Quote the records beneath, complete and exact. Leave out images.

========================================================================

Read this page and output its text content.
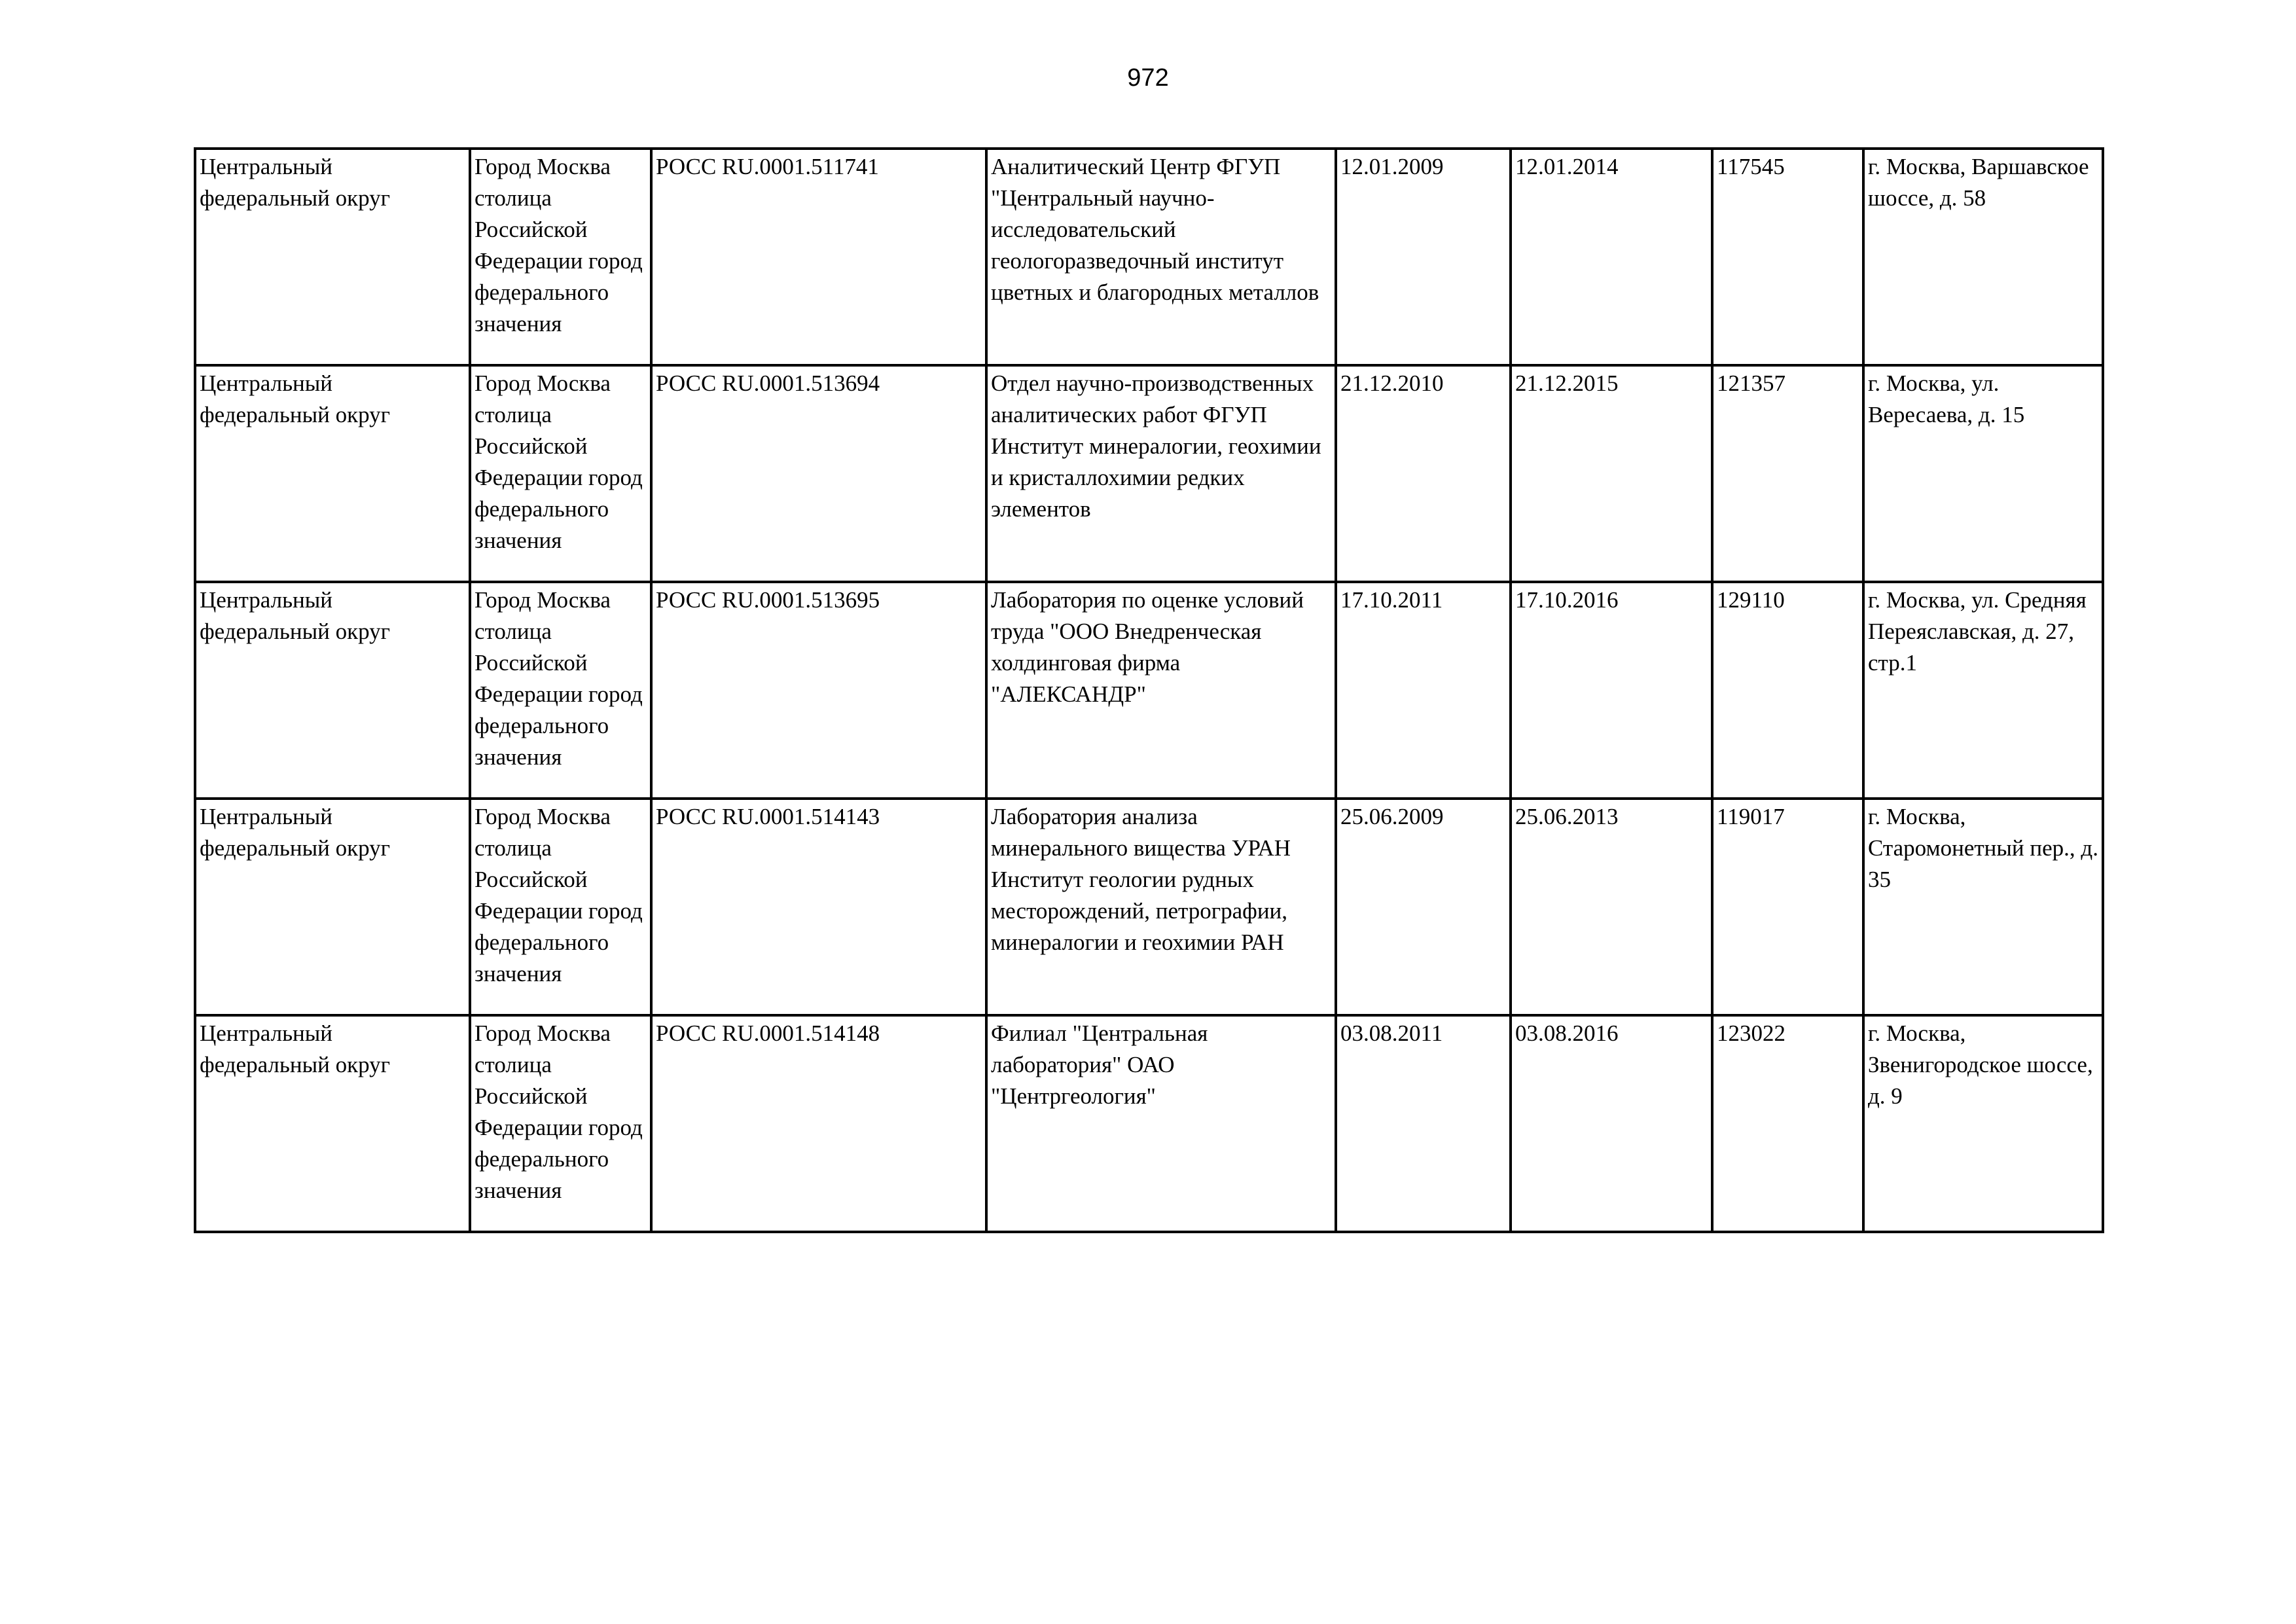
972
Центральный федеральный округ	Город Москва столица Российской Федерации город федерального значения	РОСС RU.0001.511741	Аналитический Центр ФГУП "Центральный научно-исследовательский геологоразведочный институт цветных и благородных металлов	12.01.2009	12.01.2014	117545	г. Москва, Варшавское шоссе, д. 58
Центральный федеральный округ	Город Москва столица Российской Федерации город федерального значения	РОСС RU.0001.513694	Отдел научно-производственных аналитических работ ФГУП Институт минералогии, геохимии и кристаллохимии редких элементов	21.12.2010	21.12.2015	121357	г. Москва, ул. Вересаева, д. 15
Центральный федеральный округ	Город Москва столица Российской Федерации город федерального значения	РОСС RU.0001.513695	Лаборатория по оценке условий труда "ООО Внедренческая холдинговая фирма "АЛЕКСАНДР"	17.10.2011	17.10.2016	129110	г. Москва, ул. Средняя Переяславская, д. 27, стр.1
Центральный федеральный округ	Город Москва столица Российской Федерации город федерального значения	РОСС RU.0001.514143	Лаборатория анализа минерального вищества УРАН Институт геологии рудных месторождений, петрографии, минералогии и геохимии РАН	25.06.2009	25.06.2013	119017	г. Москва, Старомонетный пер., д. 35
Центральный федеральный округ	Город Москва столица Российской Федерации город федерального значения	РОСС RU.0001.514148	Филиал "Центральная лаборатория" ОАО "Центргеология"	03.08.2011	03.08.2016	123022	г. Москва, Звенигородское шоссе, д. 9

========================================================================

* **Correct answer**
Read this page and output its text content.
972
Центральный федеральный округ	Город Москва столица Российской Федерации город федерального значения	РОСС RU.0001.511741	Аналитический Центр ФГУП "Центральный научно-исследовательский геологоразведочный институт цветных и благородных металлов	12.01.2009	12.01.2014	117545	г. Москва, Варшавское шоссе, д. 58
Центральный федеральный округ	Город Москва столица Российской Федерации город федерального значения	РОСС RU.0001.513694	Отдел научно-производственных аналитических работ ФГУП Институт минералогии, геохимии и кристаллохимии редких элементов	21.12.2010	21.12.2015	121357	г. Москва, ул. Вересаева, д. 15
Центральный федеральный округ	Город Москва столица Российской Федерации город федерального значения	РОСС RU.0001.513695	Лаборатория по оценке условий труда "ООО Внедренческая холдинговая фирма "АЛЕКСАНДР"	17.10.2011	17.10.2016	129110	г. Москва, ул. Средняя Переяславская, д. 27, стр.1
Центральный федеральный округ	Город Москва столица Российской Федерации город федерального значения	РОСС RU.0001.514143	Лаборатория анализа минерального вищества УРАН Институт геологии рудных месторождений, петрографии, минералогии и геохимии РАН	25.06.2009	25.06.2013	119017	г. Москва, Старомонетный пер., д. 35
Центральный федеральный округ	Город Москва столица Российской Федерации город федерального значения	РОСС RU.0001.514148	Филиал "Центральная лаборатория" ОАО "Центргеология"	03.08.2011	03.08.2016	123022	г. Москва, Звенигородское шоссе, д. 9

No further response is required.